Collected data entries
────────
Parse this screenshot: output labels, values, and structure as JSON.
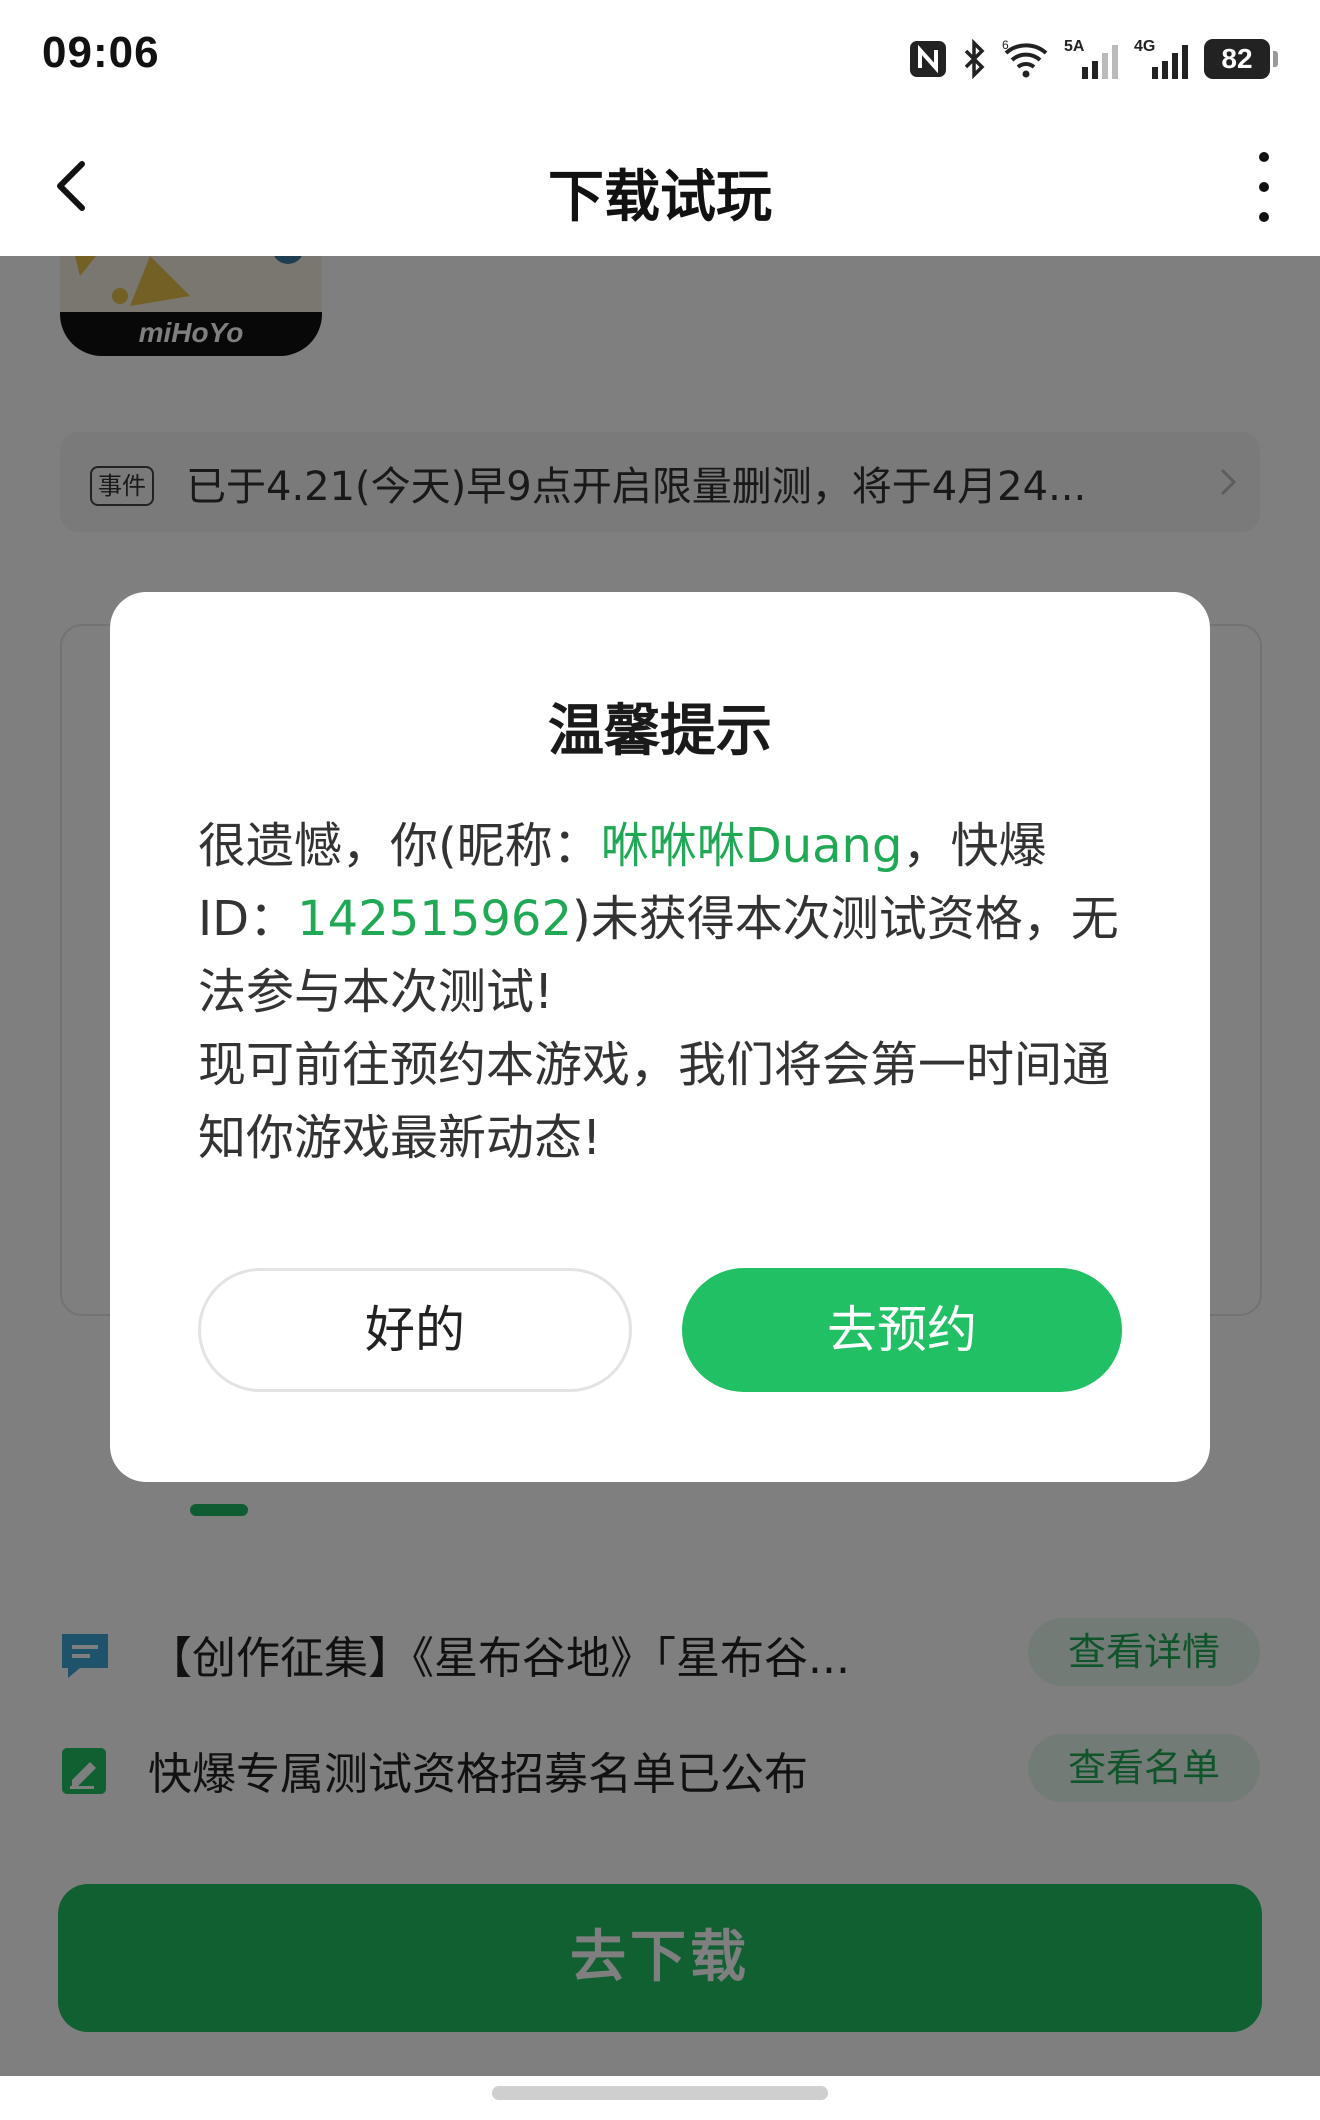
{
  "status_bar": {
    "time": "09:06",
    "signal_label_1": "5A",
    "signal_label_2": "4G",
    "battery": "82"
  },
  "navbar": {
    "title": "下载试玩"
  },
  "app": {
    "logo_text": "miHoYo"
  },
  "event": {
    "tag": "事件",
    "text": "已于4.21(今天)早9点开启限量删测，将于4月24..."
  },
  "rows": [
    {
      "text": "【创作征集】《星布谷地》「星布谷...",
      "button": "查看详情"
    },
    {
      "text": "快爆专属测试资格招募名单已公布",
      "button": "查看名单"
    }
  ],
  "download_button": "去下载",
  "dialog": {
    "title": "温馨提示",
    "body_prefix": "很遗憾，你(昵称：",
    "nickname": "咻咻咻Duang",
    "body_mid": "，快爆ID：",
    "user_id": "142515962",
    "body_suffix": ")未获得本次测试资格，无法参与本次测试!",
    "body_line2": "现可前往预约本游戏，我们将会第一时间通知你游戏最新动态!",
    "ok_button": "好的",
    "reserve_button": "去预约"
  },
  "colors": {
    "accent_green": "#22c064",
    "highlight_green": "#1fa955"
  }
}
────────
» **WHAT IS BEING ASKED**
Copy the records exactly. Skip the pictures.

» **SOLVED EXERCISE**
Parse this screenshot: output labels, values, and structure as JSON.
{
  "status_bar": {
    "time": "09:06",
    "signal_label_1": "5A",
    "signal_label_2": "4G",
    "battery": "82"
  },
  "navbar": {
    "title": "下载试玩"
  },
  "app": {
    "logo_text": "miHoYo"
  },
  "event": {
    "tag": "事件",
    "text": "已于4.21(今天)早9点开启限量删测，将于4月24..."
  },
  "rows": [
    {
      "text": "【创作征集】《星布谷地》「星布谷...",
      "button": "查看详情"
    },
    {
      "text": "快爆专属测试资格招募名单已公布",
      "button": "查看名单"
    }
  ],
  "download_button": "去下载",
  "dialog": {
    "title": "温馨提示",
    "body_prefix": "很遗憾，你(昵称：",
    "nickname": "咻咻咻Duang",
    "body_mid": "，快爆ID：",
    "user_id": "142515962",
    "body_suffix": ")未获得本次测试资格，无法参与本次测试!",
    "body_line2": "现可前往预约本游戏，我们将会第一时间通知你游戏最新动态!",
    "ok_button": "好的",
    "reserve_button": "去预约"
  },
  "colors": {
    "accent_green": "#22c064",
    "highlight_green": "#1fa955"
  }
}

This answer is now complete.